**Task description**
Write out each line in which the string "todo" is present.

===

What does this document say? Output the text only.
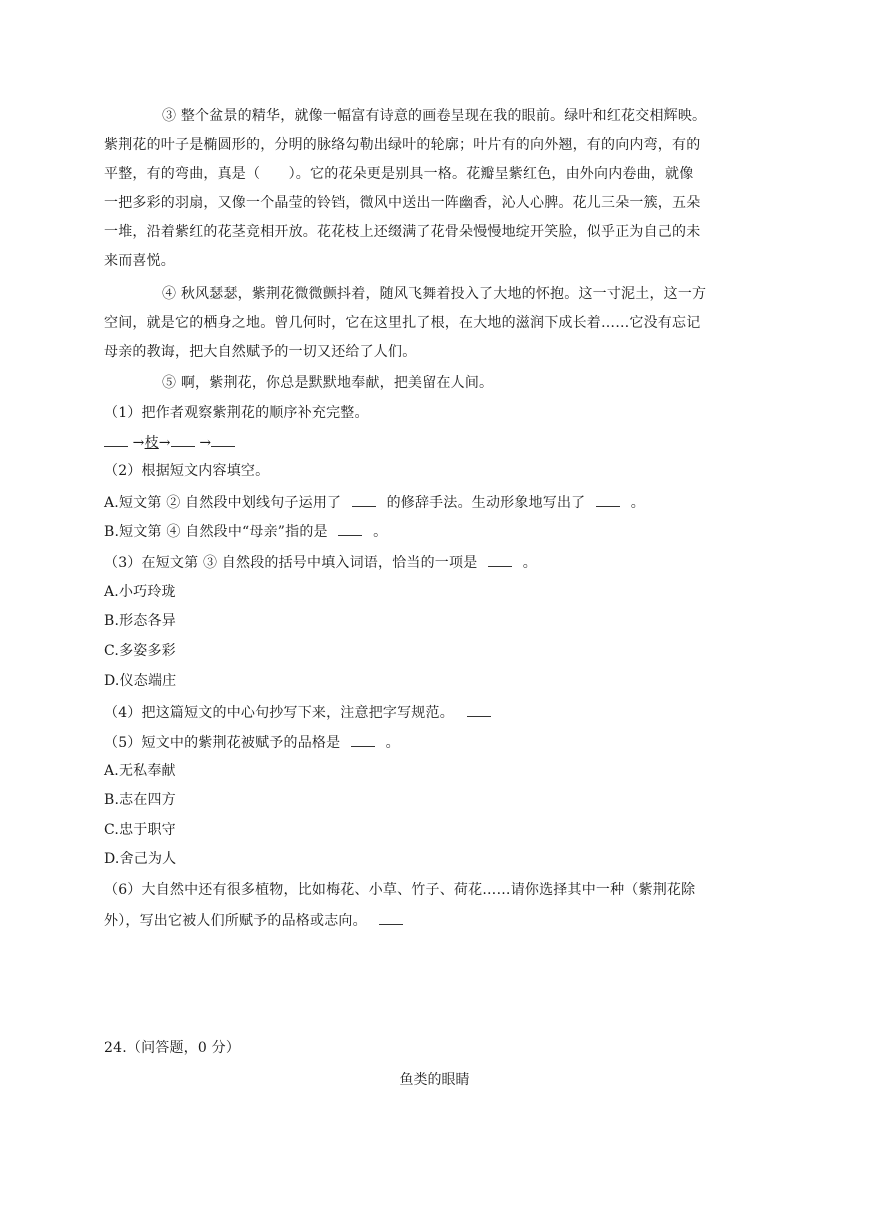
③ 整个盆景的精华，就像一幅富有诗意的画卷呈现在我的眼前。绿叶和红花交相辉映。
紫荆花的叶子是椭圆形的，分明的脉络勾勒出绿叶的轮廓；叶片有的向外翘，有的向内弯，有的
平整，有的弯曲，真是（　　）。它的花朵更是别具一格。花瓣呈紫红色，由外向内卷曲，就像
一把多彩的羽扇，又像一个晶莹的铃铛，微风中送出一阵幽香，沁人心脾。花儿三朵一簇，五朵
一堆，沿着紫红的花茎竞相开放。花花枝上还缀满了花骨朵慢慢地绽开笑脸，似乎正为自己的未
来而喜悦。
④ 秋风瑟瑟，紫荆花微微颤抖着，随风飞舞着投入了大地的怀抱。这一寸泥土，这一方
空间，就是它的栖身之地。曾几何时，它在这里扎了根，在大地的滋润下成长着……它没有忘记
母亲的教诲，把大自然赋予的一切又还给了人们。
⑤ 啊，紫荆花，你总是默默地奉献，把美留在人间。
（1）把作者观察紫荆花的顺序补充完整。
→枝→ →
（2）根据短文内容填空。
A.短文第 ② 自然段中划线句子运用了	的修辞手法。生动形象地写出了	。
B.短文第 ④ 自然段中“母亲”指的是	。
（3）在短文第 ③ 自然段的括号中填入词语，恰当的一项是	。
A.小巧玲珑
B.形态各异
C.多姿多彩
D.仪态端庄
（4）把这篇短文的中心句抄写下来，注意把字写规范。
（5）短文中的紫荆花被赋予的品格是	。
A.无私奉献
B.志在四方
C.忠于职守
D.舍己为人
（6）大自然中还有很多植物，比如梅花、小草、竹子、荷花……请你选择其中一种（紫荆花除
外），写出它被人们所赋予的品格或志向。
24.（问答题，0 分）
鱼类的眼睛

===

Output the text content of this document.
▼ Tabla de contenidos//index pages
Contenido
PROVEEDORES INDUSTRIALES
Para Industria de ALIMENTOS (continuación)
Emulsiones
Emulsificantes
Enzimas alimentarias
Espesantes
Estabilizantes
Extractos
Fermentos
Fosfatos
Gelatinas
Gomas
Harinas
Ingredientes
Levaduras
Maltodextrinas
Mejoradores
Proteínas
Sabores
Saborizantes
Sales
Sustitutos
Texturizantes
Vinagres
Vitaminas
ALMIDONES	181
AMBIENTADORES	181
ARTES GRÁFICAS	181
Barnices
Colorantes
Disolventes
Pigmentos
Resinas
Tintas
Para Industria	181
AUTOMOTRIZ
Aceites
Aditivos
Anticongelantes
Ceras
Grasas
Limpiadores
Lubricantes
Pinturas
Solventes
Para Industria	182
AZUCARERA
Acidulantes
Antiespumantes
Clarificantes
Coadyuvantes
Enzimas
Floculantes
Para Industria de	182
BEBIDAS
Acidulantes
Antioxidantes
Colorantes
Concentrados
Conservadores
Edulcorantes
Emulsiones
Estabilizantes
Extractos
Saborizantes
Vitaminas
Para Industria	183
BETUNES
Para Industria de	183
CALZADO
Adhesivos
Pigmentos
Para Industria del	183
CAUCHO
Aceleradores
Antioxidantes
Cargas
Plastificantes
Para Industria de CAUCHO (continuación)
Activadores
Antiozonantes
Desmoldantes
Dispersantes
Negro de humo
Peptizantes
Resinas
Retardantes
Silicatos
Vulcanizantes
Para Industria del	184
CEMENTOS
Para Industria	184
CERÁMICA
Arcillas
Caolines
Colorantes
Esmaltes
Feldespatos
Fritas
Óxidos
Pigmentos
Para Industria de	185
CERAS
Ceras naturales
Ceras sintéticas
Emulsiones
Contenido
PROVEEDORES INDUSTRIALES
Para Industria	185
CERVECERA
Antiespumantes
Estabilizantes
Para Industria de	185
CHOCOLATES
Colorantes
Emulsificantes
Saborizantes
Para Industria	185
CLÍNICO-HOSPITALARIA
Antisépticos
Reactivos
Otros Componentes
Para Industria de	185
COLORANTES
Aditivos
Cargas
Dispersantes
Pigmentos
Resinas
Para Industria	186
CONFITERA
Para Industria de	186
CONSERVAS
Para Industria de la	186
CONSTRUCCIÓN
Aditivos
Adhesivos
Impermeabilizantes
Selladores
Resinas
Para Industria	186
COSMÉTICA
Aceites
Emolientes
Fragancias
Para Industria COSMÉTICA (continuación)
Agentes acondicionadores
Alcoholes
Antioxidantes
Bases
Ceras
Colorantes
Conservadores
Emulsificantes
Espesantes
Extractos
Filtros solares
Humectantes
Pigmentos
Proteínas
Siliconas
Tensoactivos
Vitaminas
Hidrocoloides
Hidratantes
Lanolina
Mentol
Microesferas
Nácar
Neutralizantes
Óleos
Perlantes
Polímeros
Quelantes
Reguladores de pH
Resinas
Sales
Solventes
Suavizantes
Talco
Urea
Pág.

===

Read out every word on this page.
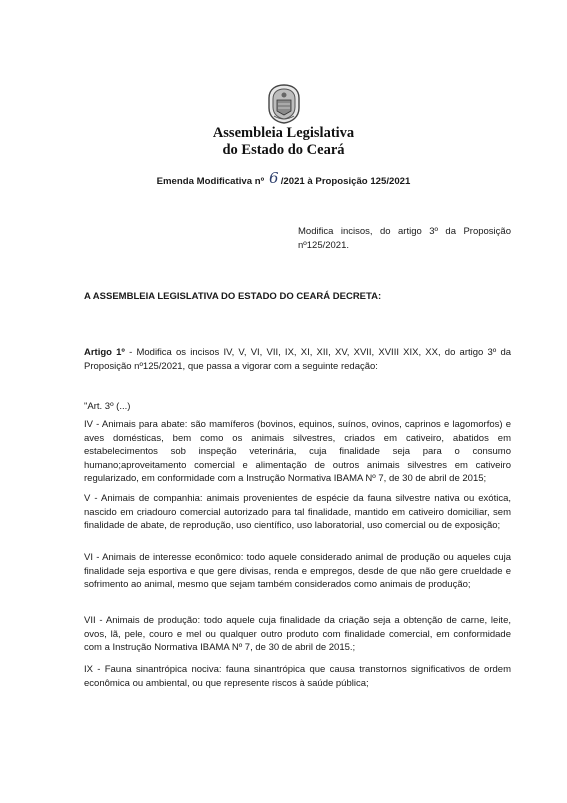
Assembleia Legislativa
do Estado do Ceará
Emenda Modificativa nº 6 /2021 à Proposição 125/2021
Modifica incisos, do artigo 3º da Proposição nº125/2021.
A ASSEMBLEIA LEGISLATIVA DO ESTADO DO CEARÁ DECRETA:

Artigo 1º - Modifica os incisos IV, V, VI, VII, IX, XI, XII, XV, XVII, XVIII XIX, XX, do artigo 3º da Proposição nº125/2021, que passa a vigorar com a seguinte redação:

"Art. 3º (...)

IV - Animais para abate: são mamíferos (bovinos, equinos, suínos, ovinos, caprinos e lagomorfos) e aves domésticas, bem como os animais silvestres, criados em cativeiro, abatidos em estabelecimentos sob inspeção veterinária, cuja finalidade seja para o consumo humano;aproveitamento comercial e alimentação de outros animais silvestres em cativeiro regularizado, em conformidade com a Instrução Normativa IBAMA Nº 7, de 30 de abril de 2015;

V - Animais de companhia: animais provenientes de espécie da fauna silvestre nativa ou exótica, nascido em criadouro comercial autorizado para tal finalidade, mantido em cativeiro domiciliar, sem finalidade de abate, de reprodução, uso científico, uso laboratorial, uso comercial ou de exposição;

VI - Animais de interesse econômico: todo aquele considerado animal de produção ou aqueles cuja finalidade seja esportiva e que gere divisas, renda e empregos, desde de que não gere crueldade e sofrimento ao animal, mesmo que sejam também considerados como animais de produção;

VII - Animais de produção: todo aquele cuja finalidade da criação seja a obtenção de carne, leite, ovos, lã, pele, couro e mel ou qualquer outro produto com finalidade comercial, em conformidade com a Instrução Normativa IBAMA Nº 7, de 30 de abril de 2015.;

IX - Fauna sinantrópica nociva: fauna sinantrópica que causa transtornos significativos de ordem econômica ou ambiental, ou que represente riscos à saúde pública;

===

**Solved exercise**
VI - Animais de interesse econômico: todo aquele considerado animal de produção ou aqueles cuja finalidade seja esportiva e que gere divisas, renda e empregos, desde de que não gere crueldade e sofrimento ao animal, mesmo que sejam também considerados como animais de produção;
VII - Animais de produção: todo aquele cuja finalidade da criação seja a obtenção de carne, leite, ovos, lã, pele, couro e mel ou qualquer outro produto com finalidade comercial, em conformidade com a Instrução Normativa IBAMA Nº 7, de 30 de abril de 2015.;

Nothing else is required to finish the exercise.